[Figure contents as structured data]

..............................

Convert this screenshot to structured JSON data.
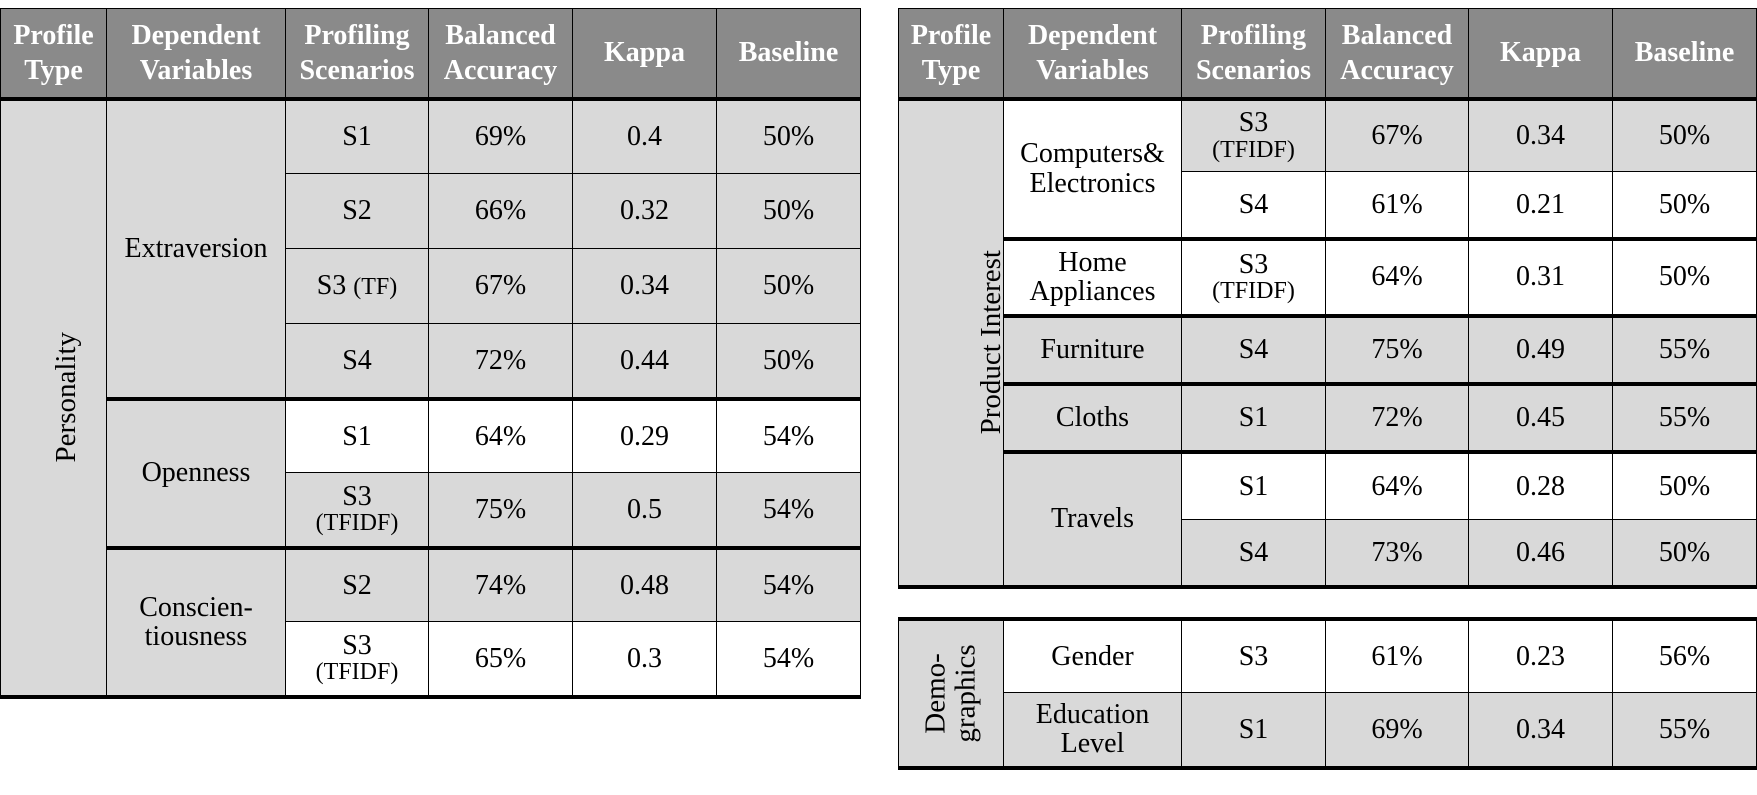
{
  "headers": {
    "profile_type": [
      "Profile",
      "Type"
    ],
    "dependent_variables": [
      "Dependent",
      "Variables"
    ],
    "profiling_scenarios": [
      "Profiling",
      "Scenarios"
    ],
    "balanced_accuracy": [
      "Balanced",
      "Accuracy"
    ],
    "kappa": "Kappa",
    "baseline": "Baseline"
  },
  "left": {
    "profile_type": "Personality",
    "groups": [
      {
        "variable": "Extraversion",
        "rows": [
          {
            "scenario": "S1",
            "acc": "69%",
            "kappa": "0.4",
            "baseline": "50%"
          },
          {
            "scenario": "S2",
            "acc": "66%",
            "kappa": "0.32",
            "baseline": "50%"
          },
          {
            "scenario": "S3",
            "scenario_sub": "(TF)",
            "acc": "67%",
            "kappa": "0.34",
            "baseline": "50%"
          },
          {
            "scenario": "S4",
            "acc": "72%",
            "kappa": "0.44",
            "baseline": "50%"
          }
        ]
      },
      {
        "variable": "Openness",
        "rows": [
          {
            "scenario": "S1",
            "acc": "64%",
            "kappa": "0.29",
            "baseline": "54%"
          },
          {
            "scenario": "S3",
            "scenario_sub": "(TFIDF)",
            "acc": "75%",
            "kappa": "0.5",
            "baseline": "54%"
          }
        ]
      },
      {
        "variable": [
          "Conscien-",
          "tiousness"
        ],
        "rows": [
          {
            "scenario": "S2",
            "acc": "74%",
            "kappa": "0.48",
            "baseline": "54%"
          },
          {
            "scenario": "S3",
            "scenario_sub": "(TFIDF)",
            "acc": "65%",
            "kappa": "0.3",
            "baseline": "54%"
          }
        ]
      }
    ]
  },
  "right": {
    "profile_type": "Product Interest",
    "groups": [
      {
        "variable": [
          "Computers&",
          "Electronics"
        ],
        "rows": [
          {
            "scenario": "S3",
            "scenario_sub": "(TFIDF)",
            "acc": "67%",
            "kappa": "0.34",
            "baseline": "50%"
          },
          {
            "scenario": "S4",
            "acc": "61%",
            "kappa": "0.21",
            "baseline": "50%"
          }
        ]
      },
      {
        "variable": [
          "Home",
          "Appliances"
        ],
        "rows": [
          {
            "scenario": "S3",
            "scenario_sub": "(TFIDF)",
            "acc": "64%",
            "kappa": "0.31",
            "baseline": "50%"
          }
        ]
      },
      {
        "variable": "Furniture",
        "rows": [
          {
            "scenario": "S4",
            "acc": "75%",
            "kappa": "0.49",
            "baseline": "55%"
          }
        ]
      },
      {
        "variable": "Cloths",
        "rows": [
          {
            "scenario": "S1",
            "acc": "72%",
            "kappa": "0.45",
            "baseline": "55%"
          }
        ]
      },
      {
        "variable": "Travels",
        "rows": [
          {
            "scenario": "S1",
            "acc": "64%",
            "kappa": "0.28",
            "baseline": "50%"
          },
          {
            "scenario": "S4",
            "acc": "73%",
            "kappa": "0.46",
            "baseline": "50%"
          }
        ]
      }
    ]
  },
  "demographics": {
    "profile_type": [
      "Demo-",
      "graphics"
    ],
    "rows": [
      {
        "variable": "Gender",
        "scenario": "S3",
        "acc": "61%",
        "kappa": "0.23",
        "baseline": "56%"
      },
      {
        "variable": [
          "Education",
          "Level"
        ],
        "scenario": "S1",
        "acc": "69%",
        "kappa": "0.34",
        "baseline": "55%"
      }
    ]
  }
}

..............................

Copy the listing word for word, excluding its pictures.

=== RESPONSE TO THE TASK ===
Convert this screenshot to structured JSON data.
{
  "headers": {
    "profile_type": [
      "Profile",
      "Type"
    ],
    "dependent_variables": [
      "Dependent",
      "Variables"
    ],
    "profiling_scenarios": [
      "Profiling",
      "Scenarios"
    ],
    "balanced_accuracy": [
      "Balanced",
      "Accuracy"
    ],
    "kappa": "Kappa",
    "baseline": "Baseline"
  },
  "left": {
    "profile_type": "Personality",
    "groups": [
      {
        "variable": "Extraversion",
        "rows": [
          {
            "scenario": "S1",
            "acc": "69%",
            "kappa": "0.4",
            "baseline": "50%"
          },
          {
            "scenario": "S2",
            "acc": "66%",
            "kappa": "0.32",
            "baseline": "50%"
          },
          {
            "scenario": "S3",
            "scenario_sub": "(TF)",
            "acc": "67%",
            "kappa": "0.34",
            "baseline": "50%"
          },
          {
            "scenario": "S4",
            "acc": "72%",
            "kappa": "0.44",
            "baseline": "50%"
          }
        ]
      },
      {
        "variable": "Openness",
        "rows": [
          {
            "scenario": "S1",
            "acc": "64%",
            "kappa": "0.29",
            "baseline": "54%"
          },
          {
            "scenario": "S3",
            "scenario_sub": "(TFIDF)",
            "acc": "75%",
            "kappa": "0.5",
            "baseline": "54%"
          }
        ]
      },
      {
        "variable": [
          "Conscien-",
          "tiousness"
        ],
        "rows": [
          {
            "scenario": "S2",
            "acc": "74%",
            "kappa": "0.48",
            "baseline": "54%"
          },
          {
            "scenario": "S3",
            "scenario_sub": "(TFIDF)",
            "acc": "65%",
            "kappa": "0.3",
            "baseline": "54%"
          }
        ]
      }
    ]
  },
  "right": {
    "profile_type": "Product Interest",
    "groups": [
      {
        "variable": [
          "Computers&",
          "Electronics"
        ],
        "rows": [
          {
            "scenario": "S3",
            "scenario_sub": "(TFIDF)",
            "acc": "67%",
            "kappa": "0.34",
            "baseline": "50%"
          },
          {
            "scenario": "S4",
            "acc": "61%",
            "kappa": "0.21",
            "baseline": "50%"
          }
        ]
      },
      {
        "variable": [
          "Home",
          "Appliances"
        ],
        "rows": [
          {
            "scenario": "S3",
            "scenario_sub": "(TFIDF)",
            "acc": "64%",
            "kappa": "0.31",
            "baseline": "50%"
          }
        ]
      },
      {
        "variable": "Furniture",
        "rows": [
          {
            "scenario": "S4",
            "acc": "75%",
            "kappa": "0.49",
            "baseline": "55%"
          }
        ]
      },
      {
        "variable": "Cloths",
        "rows": [
          {
            "scenario": "S1",
            "acc": "72%",
            "kappa": "0.45",
            "baseline": "55%"
          }
        ]
      },
      {
        "variable": "Travels",
        "rows": [
          {
            "scenario": "S1",
            "acc": "64%",
            "kappa": "0.28",
            "baseline": "50%"
          },
          {
            "scenario": "S4",
            "acc": "73%",
            "kappa": "0.46",
            "baseline": "50%"
          }
        ]
      }
    ]
  },
  "demographics": {
    "profile_type": [
      "Demo-",
      "graphics"
    ],
    "rows": [
      {
        "variable": "Gender",
        "scenario": "S3",
        "acc": "61%",
        "kappa": "0.23",
        "baseline": "56%"
      },
      {
        "variable": [
          "Education",
          "Level"
        ],
        "scenario": "S1",
        "acc": "69%",
        "kappa": "0.34",
        "baseline": "55%"
      }
    ]
  }
}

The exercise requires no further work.